--- Start Stored rows ---

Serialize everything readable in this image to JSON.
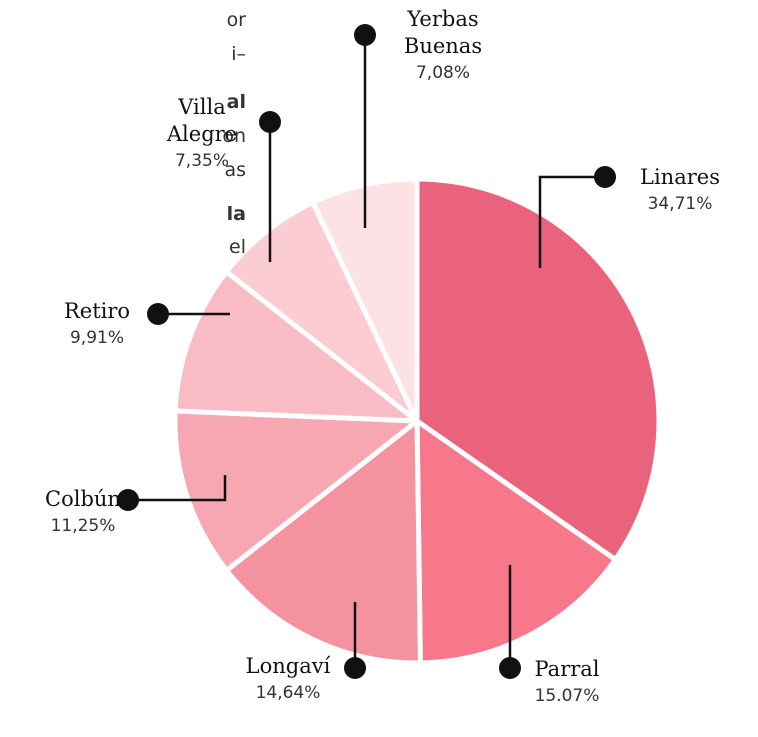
{
  "side_text": [
    {
      "text": "or",
      "bold": false
    },
    {
      "text": "i–",
      "bold": false
    },
    {
      "text": "al",
      "bold": true
    },
    {
      "text": "on",
      "bold": false
    },
    {
      "text": "as",
      "bold": false
    },
    {
      "text": "la",
      "bold": true
    },
    {
      "text": "el",
      "bold": false
    }
  ],
  "chart_data": {
    "type": "pie",
    "categories": [
      "Linares",
      "Parral",
      "Longaví",
      "Colbún",
      "Retiro",
      "Villa Alegre",
      "Yerbas Buenas"
    ],
    "values": [
      34.71,
      15.07,
      14.64,
      11.25,
      9.91,
      7.35,
      7.08
    ],
    "value_labels": [
      "34,71%",
      "15.07%",
      "14,64%",
      "11,25%",
      "9,91%",
      "7,35%",
      "7,08%"
    ],
    "colors": [
      "#e8637b",
      "#f7778b",
      "#f5929f",
      "#f7a7b2",
      "#f9bcc5",
      "#fbcdd3",
      "#fde2e5"
    ]
  }
}
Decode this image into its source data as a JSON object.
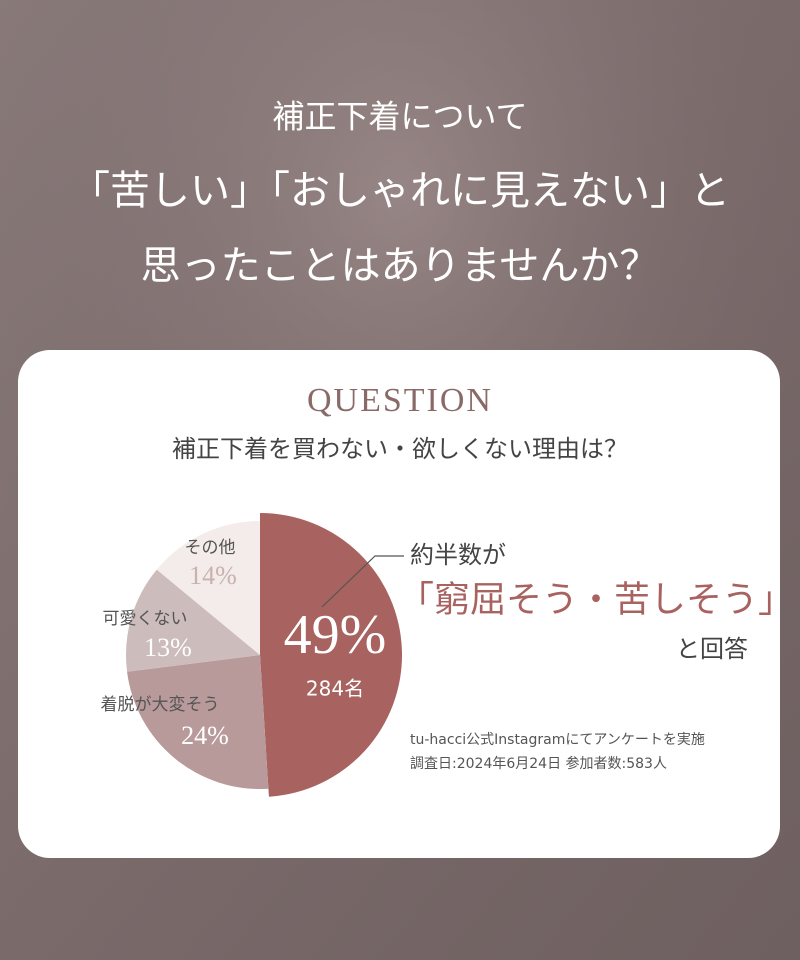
{
  "header": {
    "lines": [
      "補正下着について",
      "「苦しい」「おしゃれに見えない」と",
      "思ったことはありませんか？"
    ]
  },
  "chart_data": {
    "type": "pie",
    "title": "QUESTION",
    "subtitle": "補正下着を買わない・欲しくない理由は？",
    "categories": [
      null,
      "着脱が大変そう",
      "可愛くない",
      "その他"
    ],
    "values": [
      49,
      24,
      13,
      14
    ],
    "value_labels": [
      "49%",
      "24%",
      "13%",
      "14%"
    ],
    "colors": [
      "#a8625f",
      "#b99a9a",
      "#cdbcbc",
      "#f4ecea"
    ],
    "count_label": "284名",
    "callout": [
      "約半数が",
      "「窮屈そう・苦しそう」",
      "と回答"
    ],
    "notes": [
      "tu-hacci公式Instagramにてアンケートを実施",
      "調査日:2024年6月24日 参加者数:583人"
    ]
  }
}
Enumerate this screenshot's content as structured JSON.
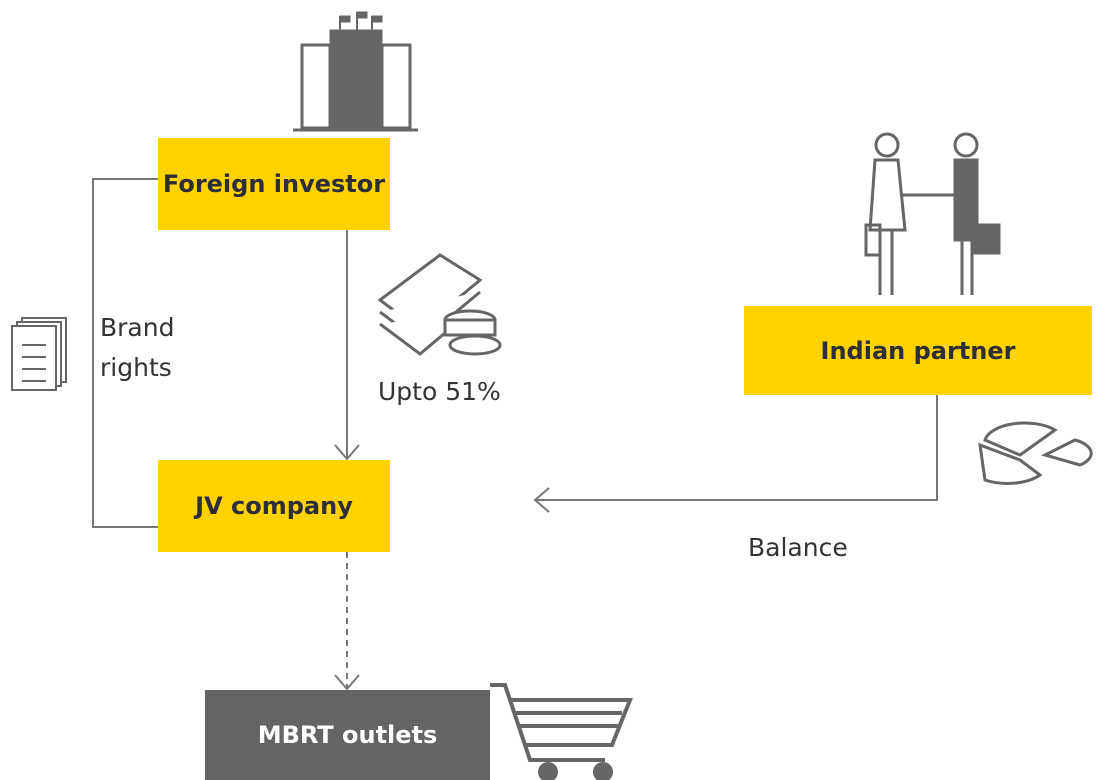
{
  "nodes": [
    {
      "label": "Foreign investor"
    },
    {
      "label": "Indian partner"
    },
    {
      "label": "JV company"
    },
    {
      "label": "MBRT outlets"
    }
  ],
  "edges": [
    {
      "label": "Brand rights"
    },
    {
      "label": "Upto 51%"
    },
    {
      "label": "Balance"
    }
  ]
}
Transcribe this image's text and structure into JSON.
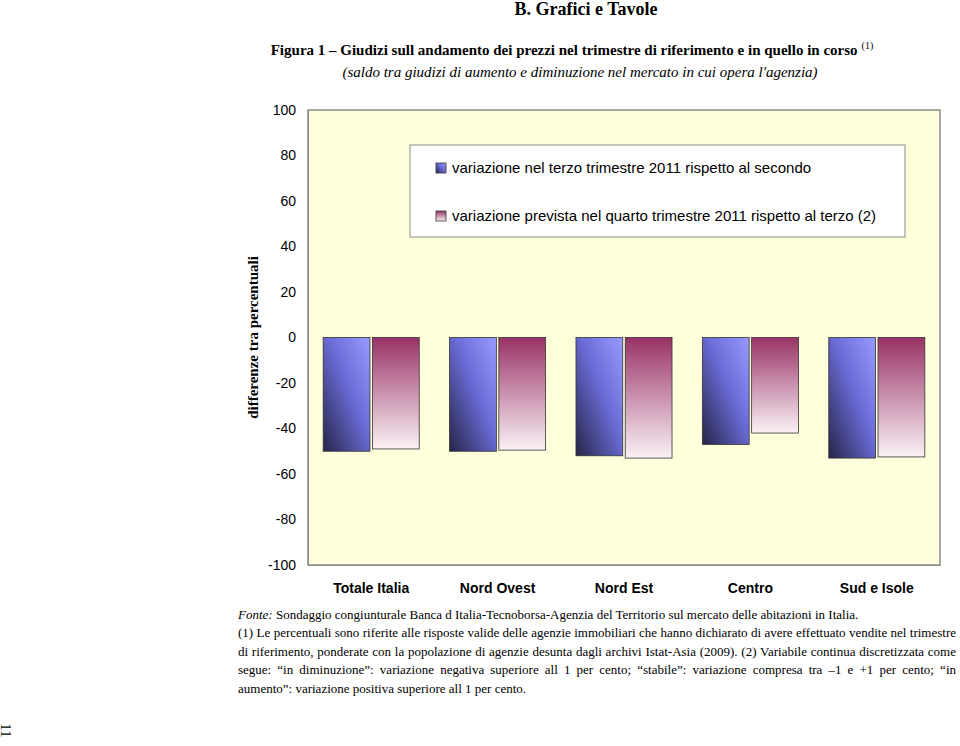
{
  "chart_data": {
    "type": "bar",
    "header": "B. Grafici e Tavole",
    "title": "Figura 1 – Giudizi sull andamento dei prezzi nel trimestre di riferimento e in quello in corso",
    "title_note": "(1)",
    "subtitle": "(saldo tra giudizi di aumento e diminuzione nel mercato in cui opera l'agenzia)",
    "y_label": "differenze tra percentuali",
    "categories": [
      "Totale Italia",
      "Nord Ovest",
      "Nord Est",
      "Centro",
      "Sud e Isole"
    ],
    "series": [
      {
        "name": "variazione nel terzo trimestre 2011 rispetto al secondo",
        "color": "#6b6bd6",
        "values": [
          -50,
          -50,
          -52,
          -47,
          -53
        ]
      },
      {
        "name": "variazione prevista nel quarto trimestre 2011 rispetto al terzo (2)",
        "color": "#993366",
        "values": [
          -49,
          -49.5,
          -53,
          -42,
          -52.5
        ]
      }
    ],
    "ylim": [
      -100,
      100
    ],
    "yticks": [
      -100,
      -80,
      -60,
      -40,
      -20,
      0,
      20,
      40,
      60,
      80,
      100
    ],
    "grid": false,
    "legend": "top",
    "source_label": "Fonte:",
    "source": "Sondaggio congiunturale Banca d Italia-Tecnoborsa-Agenzia del Territorio sul mercato delle abitazioni in Italia.",
    "notes": [
      "(1) Le percentuali sono riferite alle risposte valide delle agenzie immobiliari che hanno dichiarato di avere effettuato vendite nel trimestre di riferimento, ponderate con la popolazione di agenzie desunta dagli archivi Istat-Asia (2009).",
      "(2) Variabile continua discretizzata come segue: “in diminuzione”: variazione negativa superiore all 1 per cento; “stabile”: variazione compresa tra –1 e +1 per cento; “in aumento”: variazione positiva superiore all 1 per cento."
    ],
    "page_number": "11"
  }
}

--- End Stored rows ---

Aim of the task:
Restate the records above in full, word for word. Keep pictures out.

Reply to the task:
Serialize everything readable in this image to JSON.
{
  "side_text": [
    {
      "text": "or",
      "bold": false
    },
    {
      "text": "i–",
      "bold": false
    },
    {
      "text": "al",
      "bold": true
    },
    {
      "text": "on",
      "bold": false
    },
    {
      "text": "as",
      "bold": false
    },
    {
      "text": "la",
      "bold": true
    },
    {
      "text": "el",
      "bold": false
    }
  ],
  "chart_data": {
    "type": "pie",
    "categories": [
      "Linares",
      "Parral",
      "Longaví",
      "Colbún",
      "Retiro",
      "Villa Alegre",
      "Yerbas Buenas"
    ],
    "values": [
      34.71,
      15.07,
      14.64,
      11.25,
      9.91,
      7.35,
      7.08
    ],
    "value_labels": [
      "34,71%",
      "15.07%",
      "14,64%",
      "11,25%",
      "9,91%",
      "7,35%",
      "7,08%"
    ],
    "colors": [
      "#e8637b",
      "#f7778b",
      "#f5929f",
      "#f7a7b2",
      "#f9bcc5",
      "#fbcdd3",
      "#fde2e5"
    ]
  }
}
Decode this image into its source data as a JSON object.
{
  "header": {
    "lines": [
      "補正下着について",
      "「苦しい」「おしゃれに見えない」と",
      "思ったことはありませんか？"
    ]
  },
  "chart_data": {
    "type": "pie",
    "title": "QUESTION",
    "subtitle": "補正下着を買わない・欲しくない理由は？",
    "categories": [
      null,
      "着脱が大変そう",
      "可愛くない",
      "その他"
    ],
    "values": [
      49,
      24,
      13,
      14
    ],
    "value_labels": [
      "49%",
      "24%",
      "13%",
      "14%"
    ],
    "colors": [
      "#a8625f",
      "#b99a9a",
      "#cdbcbc",
      "#f4ecea"
    ],
    "count_label": "284名",
    "callout": [
      "約半数が",
      "「窮屈そう・苦しそう」",
      "と回答"
    ],
    "notes": [
      "tu-hacci公式Instagramにてアンケートを実施",
      "調査日:2024年6月24日 参加者数:583人"
    ]
  }
}
Enumerate this screenshot's content as structured JSON.
{
  "nodes": [
    {
      "label": "Foreign investor"
    },
    {
      "label": "Indian partner"
    },
    {
      "label": "JV company"
    },
    {
      "label": "MBRT outlets"
    }
  ],
  "edges": [
    {
      "label": "Brand rights"
    },
    {
      "label": "Upto 51%"
    },
    {
      "label": "Balance"
    }
  ]
}
Transcribe this image's text and structure into JSON.
{
  "chart_data": {
    "type": "bar",
    "header": "B. Grafici e Tavole",
    "title": "Figura 1 – Giudizi sull andamento dei prezzi nel trimestre di riferimento e in quello in corso",
    "title_note": "(1)",
    "subtitle": "(saldo tra giudizi di aumento e diminuzione nel mercato in cui opera l'agenzia)",
    "y_label": "differenze tra percentuali",
    "categories": [
      "Totale Italia",
      "Nord Ovest",
      "Nord Est",
      "Centro",
      "Sud e Isole"
    ],
    "series": [
      {
        "name": "variazione nel terzo trimestre 2011 rispetto al secondo",
        "color": "#6b6bd6",
        "values": [
          -50,
          -50,
          -52,
          -47,
          -53
        ]
      },
      {
        "name": "variazione prevista nel quarto trimestre 2011 rispetto al terzo (2)",
        "color": "#993366",
        "values": [
          -49,
          -49.5,
          -53,
          -42,
          -52.5
        ]
      }
    ],
    "ylim": [
      -100,
      100
    ],
    "yticks": [
      -100,
      -80,
      -60,
      -40,
      -20,
      0,
      20,
      40,
      60,
      80,
      100
    ],
    "grid": false,
    "legend": "top",
    "source_label": "Fonte:",
    "source": "Sondaggio congiunturale Banca d Italia-Tecnoborsa-Agenzia del Territorio sul mercato delle abitazioni in Italia.",
    "notes": [
      "(1) Le percentuali sono riferite alle risposte valide delle agenzie immobiliari che hanno dichiarato di avere effettuato vendite nel trimestre di riferimento, ponderate con la popolazione di agenzie desunta dagli archivi Istat-Asia (2009).",
      "(2) Variabile continua discretizzata come segue: “in diminuzione”: variazione negativa superiore all 1 per cento; “stabile”: variazione compresa tra –1 e +1 per cento; “in aumento”: variazione positiva superiore all 1 per cento."
    ],
    "page_number": "11"
  }
}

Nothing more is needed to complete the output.